**Tasks to carry out:**
A) In the text on HIV-related stigma, retype everything from "The present study" down to "data collection tool.".
B) List each recommendation made in the opening paragraph of the text on HIV-related stigma.

**Selected excerpt:**
==========

Policymakers, governmental and non-governmental organizations, and other stakeholders who are working on HIV prevention and control should simultaneously focus on HIV patients’ perceived stigma and actual. Wolaita Zone and other policymakers should design and implement improving the accessibility of education for HIV patients. Enhancement of social support schemes and membership in HIV patients support network (NEP+) should be improved. Furthermore, further large-scale studies using mixed methods and implementation science principles are recommended.

Strength of the Study

The present study provides additional evidence concerning HIV-related stigma among PLHIV in southern Ethiopia from the patients’ perspective in which little is known. The study also included the special population group of PLHIV and created an opportunity for the participants to share their perceptions regarding HIV-related stigma. The study findings’ validity was also ensured by the use of a large stratified random sample and using the standard measurements and data collection tool.

Limitations of the Study

This study does not consider people with HIV who are not enrolled in HIV care. Hence, the findings are generalized to only those in HIV care. During the translation and adoption of the data collection tool, there might be an introduction of deviation from the original developer’s version. Lastly, the subjectivity of some of the questions may pave the way for social desirability bias.

==========

(Stored items from a collection)
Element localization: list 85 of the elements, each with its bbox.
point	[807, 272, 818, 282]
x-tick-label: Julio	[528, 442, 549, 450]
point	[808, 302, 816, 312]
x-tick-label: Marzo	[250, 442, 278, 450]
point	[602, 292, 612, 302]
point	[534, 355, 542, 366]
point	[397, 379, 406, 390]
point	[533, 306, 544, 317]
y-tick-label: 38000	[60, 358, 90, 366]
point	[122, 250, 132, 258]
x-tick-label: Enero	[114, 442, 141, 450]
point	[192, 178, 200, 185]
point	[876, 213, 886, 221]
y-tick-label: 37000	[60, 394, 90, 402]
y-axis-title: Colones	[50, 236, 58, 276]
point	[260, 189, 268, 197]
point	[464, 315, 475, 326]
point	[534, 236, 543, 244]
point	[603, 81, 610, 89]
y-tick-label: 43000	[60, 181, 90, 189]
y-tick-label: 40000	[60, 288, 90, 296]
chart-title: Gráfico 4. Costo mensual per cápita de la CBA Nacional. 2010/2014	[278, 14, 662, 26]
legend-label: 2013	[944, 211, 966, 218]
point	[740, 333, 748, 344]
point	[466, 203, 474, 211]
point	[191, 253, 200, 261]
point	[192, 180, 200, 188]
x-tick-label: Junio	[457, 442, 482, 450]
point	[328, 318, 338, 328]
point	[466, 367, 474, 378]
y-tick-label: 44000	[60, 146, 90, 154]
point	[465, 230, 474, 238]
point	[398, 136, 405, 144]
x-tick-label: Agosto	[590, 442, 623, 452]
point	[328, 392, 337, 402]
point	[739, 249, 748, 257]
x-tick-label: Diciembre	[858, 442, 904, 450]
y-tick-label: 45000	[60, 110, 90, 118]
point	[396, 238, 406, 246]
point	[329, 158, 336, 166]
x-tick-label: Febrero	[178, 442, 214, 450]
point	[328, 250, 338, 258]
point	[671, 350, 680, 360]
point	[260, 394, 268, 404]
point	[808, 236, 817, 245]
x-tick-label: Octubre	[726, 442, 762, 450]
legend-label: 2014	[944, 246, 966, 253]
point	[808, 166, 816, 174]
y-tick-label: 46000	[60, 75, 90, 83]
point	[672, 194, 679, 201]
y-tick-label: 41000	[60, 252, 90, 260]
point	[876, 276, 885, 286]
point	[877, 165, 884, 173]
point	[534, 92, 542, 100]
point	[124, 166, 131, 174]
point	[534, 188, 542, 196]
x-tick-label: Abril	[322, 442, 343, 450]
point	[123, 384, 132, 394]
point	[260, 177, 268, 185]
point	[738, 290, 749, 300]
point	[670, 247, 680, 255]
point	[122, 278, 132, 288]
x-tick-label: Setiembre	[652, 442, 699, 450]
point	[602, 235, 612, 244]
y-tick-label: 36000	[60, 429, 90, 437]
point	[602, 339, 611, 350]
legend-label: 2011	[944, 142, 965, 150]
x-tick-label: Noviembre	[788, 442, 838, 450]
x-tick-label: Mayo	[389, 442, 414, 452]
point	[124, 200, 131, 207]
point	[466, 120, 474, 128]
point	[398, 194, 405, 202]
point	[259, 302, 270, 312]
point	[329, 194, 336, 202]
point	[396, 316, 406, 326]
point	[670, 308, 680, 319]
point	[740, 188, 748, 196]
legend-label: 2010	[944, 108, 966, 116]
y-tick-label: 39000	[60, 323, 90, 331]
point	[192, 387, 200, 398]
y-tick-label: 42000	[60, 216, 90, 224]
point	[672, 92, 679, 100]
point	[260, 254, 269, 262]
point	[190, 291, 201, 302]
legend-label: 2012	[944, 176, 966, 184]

==========

**Responses:**
A)
The present study provides additional evidence concerning HIV-related stigma among PLHIV in southern Ethiopia from the patients’ perspective in which little is known. The study also included the special population group of PLHIV and created an opportunity for the participants to share their perceptions regarding HIV-related stigma. The study findings’ validity was also ensured by the use of a large stratified random sample and using the standard measurements and data collection tool.

B)
- Those working on HIV prevention and control should focus on HIV patients' perceived and actual stigma at the same time.
- Wolaita Zone and other policymakers should design and implement measures that make education more accessible for HIV patients.
- Social support schemes and membership in the HIV patients support network (NEP+) should be improved.
- Further large-scale studies using mixed methods and implementation science principles are recommended.